Given problem. Every line of the data must be copied exactly.

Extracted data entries
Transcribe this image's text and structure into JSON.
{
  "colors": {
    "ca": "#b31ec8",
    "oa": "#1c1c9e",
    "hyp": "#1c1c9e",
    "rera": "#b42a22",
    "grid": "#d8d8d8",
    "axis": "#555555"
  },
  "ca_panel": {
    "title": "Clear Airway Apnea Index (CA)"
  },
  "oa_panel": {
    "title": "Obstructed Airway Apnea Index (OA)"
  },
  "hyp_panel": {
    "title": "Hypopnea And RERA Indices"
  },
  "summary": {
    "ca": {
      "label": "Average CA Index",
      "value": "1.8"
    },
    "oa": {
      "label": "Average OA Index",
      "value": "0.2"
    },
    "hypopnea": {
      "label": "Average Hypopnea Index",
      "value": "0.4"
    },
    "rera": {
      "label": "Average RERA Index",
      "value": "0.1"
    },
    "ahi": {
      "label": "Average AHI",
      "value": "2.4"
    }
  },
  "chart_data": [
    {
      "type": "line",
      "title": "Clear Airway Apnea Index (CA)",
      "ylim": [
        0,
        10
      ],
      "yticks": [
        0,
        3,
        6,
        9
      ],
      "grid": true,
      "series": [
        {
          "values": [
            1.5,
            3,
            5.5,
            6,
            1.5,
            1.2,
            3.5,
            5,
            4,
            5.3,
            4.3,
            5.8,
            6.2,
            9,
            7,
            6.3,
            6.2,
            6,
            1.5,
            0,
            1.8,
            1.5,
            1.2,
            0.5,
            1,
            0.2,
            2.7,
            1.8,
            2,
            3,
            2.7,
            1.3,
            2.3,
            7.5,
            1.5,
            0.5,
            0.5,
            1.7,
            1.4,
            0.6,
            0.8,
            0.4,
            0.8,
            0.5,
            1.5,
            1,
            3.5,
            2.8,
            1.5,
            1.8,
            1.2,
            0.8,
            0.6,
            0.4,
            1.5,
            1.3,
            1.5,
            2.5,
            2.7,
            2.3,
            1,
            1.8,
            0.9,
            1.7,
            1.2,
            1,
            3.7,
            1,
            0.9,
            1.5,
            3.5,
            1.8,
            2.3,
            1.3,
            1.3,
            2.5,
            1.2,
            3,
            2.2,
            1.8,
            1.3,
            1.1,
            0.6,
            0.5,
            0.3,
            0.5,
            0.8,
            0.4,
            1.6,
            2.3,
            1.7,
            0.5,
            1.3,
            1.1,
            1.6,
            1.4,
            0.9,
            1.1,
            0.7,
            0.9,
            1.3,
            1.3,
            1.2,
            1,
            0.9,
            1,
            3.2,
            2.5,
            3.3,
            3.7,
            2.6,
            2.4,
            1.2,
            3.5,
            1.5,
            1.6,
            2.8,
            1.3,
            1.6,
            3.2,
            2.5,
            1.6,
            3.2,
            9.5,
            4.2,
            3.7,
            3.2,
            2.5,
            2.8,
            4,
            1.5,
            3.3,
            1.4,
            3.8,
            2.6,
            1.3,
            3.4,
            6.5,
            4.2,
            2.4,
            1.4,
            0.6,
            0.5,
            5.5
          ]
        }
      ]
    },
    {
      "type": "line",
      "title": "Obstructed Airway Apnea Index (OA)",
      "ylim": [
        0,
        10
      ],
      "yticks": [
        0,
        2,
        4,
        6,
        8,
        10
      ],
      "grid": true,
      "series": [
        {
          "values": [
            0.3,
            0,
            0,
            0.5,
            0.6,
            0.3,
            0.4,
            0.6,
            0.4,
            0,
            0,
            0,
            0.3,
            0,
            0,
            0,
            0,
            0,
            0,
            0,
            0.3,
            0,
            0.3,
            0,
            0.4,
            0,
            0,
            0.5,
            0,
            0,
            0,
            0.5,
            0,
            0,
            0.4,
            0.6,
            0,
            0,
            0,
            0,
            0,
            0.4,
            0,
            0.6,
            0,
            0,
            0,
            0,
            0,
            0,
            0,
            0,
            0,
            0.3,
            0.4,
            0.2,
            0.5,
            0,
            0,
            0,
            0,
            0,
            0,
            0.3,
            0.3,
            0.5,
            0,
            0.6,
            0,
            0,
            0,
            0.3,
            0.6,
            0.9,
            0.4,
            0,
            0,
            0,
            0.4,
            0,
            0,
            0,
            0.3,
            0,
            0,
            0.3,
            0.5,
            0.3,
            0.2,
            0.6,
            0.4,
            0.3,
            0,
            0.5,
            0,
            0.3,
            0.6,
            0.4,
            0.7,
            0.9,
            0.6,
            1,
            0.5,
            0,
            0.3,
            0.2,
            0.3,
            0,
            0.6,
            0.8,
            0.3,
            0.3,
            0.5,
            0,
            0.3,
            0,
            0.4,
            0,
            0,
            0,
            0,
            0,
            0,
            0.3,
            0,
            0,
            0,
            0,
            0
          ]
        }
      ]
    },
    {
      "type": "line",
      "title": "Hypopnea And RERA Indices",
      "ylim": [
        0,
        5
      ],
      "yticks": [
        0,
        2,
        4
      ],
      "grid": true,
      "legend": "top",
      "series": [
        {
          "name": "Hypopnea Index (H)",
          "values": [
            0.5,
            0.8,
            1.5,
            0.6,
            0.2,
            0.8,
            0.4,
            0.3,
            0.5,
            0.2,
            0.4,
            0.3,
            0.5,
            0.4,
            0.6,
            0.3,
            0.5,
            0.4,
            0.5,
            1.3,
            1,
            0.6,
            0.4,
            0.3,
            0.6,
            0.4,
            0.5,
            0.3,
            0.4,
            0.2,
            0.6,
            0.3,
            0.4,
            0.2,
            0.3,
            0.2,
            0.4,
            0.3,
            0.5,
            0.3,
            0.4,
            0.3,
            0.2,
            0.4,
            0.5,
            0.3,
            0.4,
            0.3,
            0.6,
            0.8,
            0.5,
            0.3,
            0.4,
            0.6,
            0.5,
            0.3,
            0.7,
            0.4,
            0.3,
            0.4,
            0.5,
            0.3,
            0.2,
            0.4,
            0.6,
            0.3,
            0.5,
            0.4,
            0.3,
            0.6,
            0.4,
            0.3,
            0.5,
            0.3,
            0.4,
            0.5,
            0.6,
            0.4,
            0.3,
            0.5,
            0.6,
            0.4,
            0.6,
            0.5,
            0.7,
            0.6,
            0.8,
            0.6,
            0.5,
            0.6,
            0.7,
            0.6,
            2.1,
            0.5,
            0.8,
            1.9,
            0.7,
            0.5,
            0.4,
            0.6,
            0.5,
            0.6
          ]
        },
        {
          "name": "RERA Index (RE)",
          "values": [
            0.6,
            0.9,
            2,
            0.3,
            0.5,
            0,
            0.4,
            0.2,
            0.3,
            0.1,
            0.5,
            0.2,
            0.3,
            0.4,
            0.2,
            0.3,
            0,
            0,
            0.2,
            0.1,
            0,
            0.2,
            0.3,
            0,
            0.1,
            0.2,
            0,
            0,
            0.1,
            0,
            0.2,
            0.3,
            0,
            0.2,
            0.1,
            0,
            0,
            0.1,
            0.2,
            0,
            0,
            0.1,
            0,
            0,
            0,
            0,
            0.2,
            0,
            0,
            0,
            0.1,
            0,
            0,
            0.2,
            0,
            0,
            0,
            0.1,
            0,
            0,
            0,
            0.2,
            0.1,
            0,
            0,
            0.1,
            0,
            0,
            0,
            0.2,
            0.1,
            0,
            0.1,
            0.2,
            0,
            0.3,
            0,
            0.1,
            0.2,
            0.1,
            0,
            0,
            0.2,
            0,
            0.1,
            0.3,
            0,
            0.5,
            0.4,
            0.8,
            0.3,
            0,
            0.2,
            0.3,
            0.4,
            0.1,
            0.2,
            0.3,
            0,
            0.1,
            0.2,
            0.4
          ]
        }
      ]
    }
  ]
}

Exercise response.
Transcribe this image's text and structure into JSON.
{
  "colors": {
    "ca": "#b31ec8",
    "oa": "#1c1c9e",
    "hyp": "#1c1c9e",
    "rera": "#b42a22",
    "grid": "#d8d8d8",
    "axis": "#555555"
  },
  "ca_panel": {
    "title": "Clear Airway Apnea Index (CA)"
  },
  "oa_panel": {
    "title": "Obstructed Airway Apnea Index (OA)"
  },
  "hyp_panel": {
    "title": "Hypopnea And RERA Indices"
  },
  "summary": {
    "ca": {
      "label": "Average CA Index",
      "value": "1.8"
    },
    "oa": {
      "label": "Average OA Index",
      "value": "0.2"
    },
    "hypopnea": {
      "label": "Average Hypopnea Index",
      "value": "0.4"
    },
    "rera": {
      "label": "Average RERA Index",
      "value": "0.1"
    },
    "ahi": {
      "label": "Average AHI",
      "value": "2.4"
    }
  },
  "chart_data": [
    {
      "type": "line",
      "title": "Clear Airway Apnea Index (CA)",
      "ylim": [
        0,
        10
      ],
      "yticks": [
        0,
        3,
        6,
        9
      ],
      "grid": true,
      "series": [
        {
          "values": [
            1.5,
            3,
            5.5,
            6,
            1.5,
            1.2,
            3.5,
            5,
            4,
            5.3,
            4.3,
            5.8,
            6.2,
            9,
            7,
            6.3,
            6.2,
            6,
            1.5,
            0,
            1.8,
            1.5,
            1.2,
            0.5,
            1,
            0.2,
            2.7,
            1.8,
            2,
            3,
            2.7,
            1.3,
            2.3,
            7.5,
            1.5,
            0.5,
            0.5,
            1.7,
            1.4,
            0.6,
            0.8,
            0.4,
            0.8,
            0.5,
            1.5,
            1,
            3.5,
            2.8,
            1.5,
            1.8,
            1.2,
            0.8,
            0.6,
            0.4,
            1.5,
            1.3,
            1.5,
            2.5,
            2.7,
            2.3,
            1,
            1.8,
            0.9,
            1.7,
            1.2,
            1,
            3.7,
            1,
            0.9,
            1.5,
            3.5,
            1.8,
            2.3,
            1.3,
            1.3,
            2.5,
            1.2,
            3,
            2.2,
            1.8,
            1.3,
            1.1,
            0.6,
            0.5,
            0.3,
            0.5,
            0.8,
            0.4,
            1.6,
            2.3,
            1.7,
            0.5,
            1.3,
            1.1,
            1.6,
            1.4,
            0.9,
            1.1,
            0.7,
            0.9,
            1.3,
            1.3,
            1.2,
            1,
            0.9,
            1,
            3.2,
            2.5,
            3.3,
            3.7,
            2.6,
            2.4,
            1.2,
            3.5,
            1.5,
            1.6,
            2.8,
            1.3,
            1.6,
            3.2,
            2.5,
            1.6,
            3.2,
            9.5,
            4.2,
            3.7,
            3.2,
            2.5,
            2.8,
            4,
            1.5,
            3.3,
            1.4,
            3.8,
            2.6,
            1.3,
            3.4,
            6.5,
            4.2,
            2.4,
            1.4,
            0.6,
            0.5,
            5.5
          ]
        }
      ]
    },
    {
      "type": "line",
      "title": "Obstructed Airway Apnea Index (OA)",
      "ylim": [
        0,
        10
      ],
      "yticks": [
        0,
        2,
        4,
        6,
        8,
        10
      ],
      "grid": true,
      "series": [
        {
          "values": [
            0.3,
            0,
            0,
            0.5,
            0.6,
            0.3,
            0.4,
            0.6,
            0.4,
            0,
            0,
            0,
            0.3,
            0,
            0,
            0,
            0,
            0,
            0,
            0,
            0.3,
            0,
            0.3,
            0,
            0.4,
            0,
            0,
            0.5,
            0,
            0,
            0,
            0.5,
            0,
            0,
            0.4,
            0.6,
            0,
            0,
            0,
            0,
            0,
            0.4,
            0,
            0.6,
            0,
            0,
            0,
            0,
            0,
            0,
            0,
            0,
            0,
            0.3,
            0.4,
            0.2,
            0.5,
            0,
            0,
            0,
            0,
            0,
            0,
            0.3,
            0.3,
            0.5,
            0,
            0.6,
            0,
            0,
            0,
            0.3,
            0.6,
            0.9,
            0.4,
            0,
            0,
            0,
            0.4,
            0,
            0,
            0,
            0.3,
            0,
            0,
            0.3,
            0.5,
            0.3,
            0.2,
            0.6,
            0.4,
            0.3,
            0,
            0.5,
            0,
            0.3,
            0.6,
            0.4,
            0.7,
            0.9,
            0.6,
            1,
            0.5,
            0,
            0.3,
            0.2,
            0.3,
            0,
            0.6,
            0.8,
            0.3,
            0.3,
            0.5,
            0,
            0.3,
            0,
            0.4,
            0,
            0,
            0,
            0,
            0,
            0,
            0.3,
            0,
            0,
            0,
            0,
            0
          ]
        }
      ]
    },
    {
      "type": "line",
      "title": "Hypopnea And RERA Indices",
      "ylim": [
        0,
        5
      ],
      "yticks": [
        0,
        2,
        4
      ],
      "grid": true,
      "legend": "top",
      "series": [
        {
          "name": "Hypopnea Index (H)",
          "values": [
            0.5,
            0.8,
            1.5,
            0.6,
            0.2,
            0.8,
            0.4,
            0.3,
            0.5,
            0.2,
            0.4,
            0.3,
            0.5,
            0.4,
            0.6,
            0.3,
            0.5,
            0.4,
            0.5,
            1.3,
            1,
            0.6,
            0.4,
            0.3,
            0.6,
            0.4,
            0.5,
            0.3,
            0.4,
            0.2,
            0.6,
            0.3,
            0.4,
            0.2,
            0.3,
            0.2,
            0.4,
            0.3,
            0.5,
            0.3,
            0.4,
            0.3,
            0.2,
            0.4,
            0.5,
            0.3,
            0.4,
            0.3,
            0.6,
            0.8,
            0.5,
            0.3,
            0.4,
            0.6,
            0.5,
            0.3,
            0.7,
            0.4,
            0.3,
            0.4,
            0.5,
            0.3,
            0.2,
            0.4,
            0.6,
            0.3,
            0.5,
            0.4,
            0.3,
            0.6,
            0.4,
            0.3,
            0.5,
            0.3,
            0.4,
            0.5,
            0.6,
            0.4,
            0.3,
            0.5,
            0.6,
            0.4,
            0.6,
            0.5,
            0.7,
            0.6,
            0.8,
            0.6,
            0.5,
            0.6,
            0.7,
            0.6,
            2.1,
            0.5,
            0.8,
            1.9,
            0.7,
            0.5,
            0.4,
            0.6,
            0.5,
            0.6
          ]
        },
        {
          "name": "RERA Index (RE)",
          "values": [
            0.6,
            0.9,
            2,
            0.3,
            0.5,
            0,
            0.4,
            0.2,
            0.3,
            0.1,
            0.5,
            0.2,
            0.3,
            0.4,
            0.2,
            0.3,
            0,
            0,
            0.2,
            0.1,
            0,
            0.2,
            0.3,
            0,
            0.1,
            0.2,
            0,
            0,
            0.1,
            0,
            0.2,
            0.3,
            0,
            0.2,
            0.1,
            0,
            0,
            0.1,
            0.2,
            0,
            0,
            0.1,
            0,
            0,
            0,
            0,
            0.2,
            0,
            0,
            0,
            0.1,
            0,
            0,
            0.2,
            0,
            0,
            0,
            0.1,
            0,
            0,
            0,
            0.2,
            0.1,
            0,
            0,
            0.1,
            0,
            0,
            0,
            0.2,
            0.1,
            0,
            0.1,
            0.2,
            0,
            0.3,
            0,
            0.1,
            0.2,
            0.1,
            0,
            0,
            0.2,
            0,
            0.1,
            0.3,
            0,
            0.5,
            0.4,
            0.8,
            0.3,
            0,
            0.2,
            0.3,
            0.4,
            0.1,
            0.2,
            0.3,
            0,
            0.1,
            0.2,
            0.4
          ]
        }
      ]
    }
  ]
}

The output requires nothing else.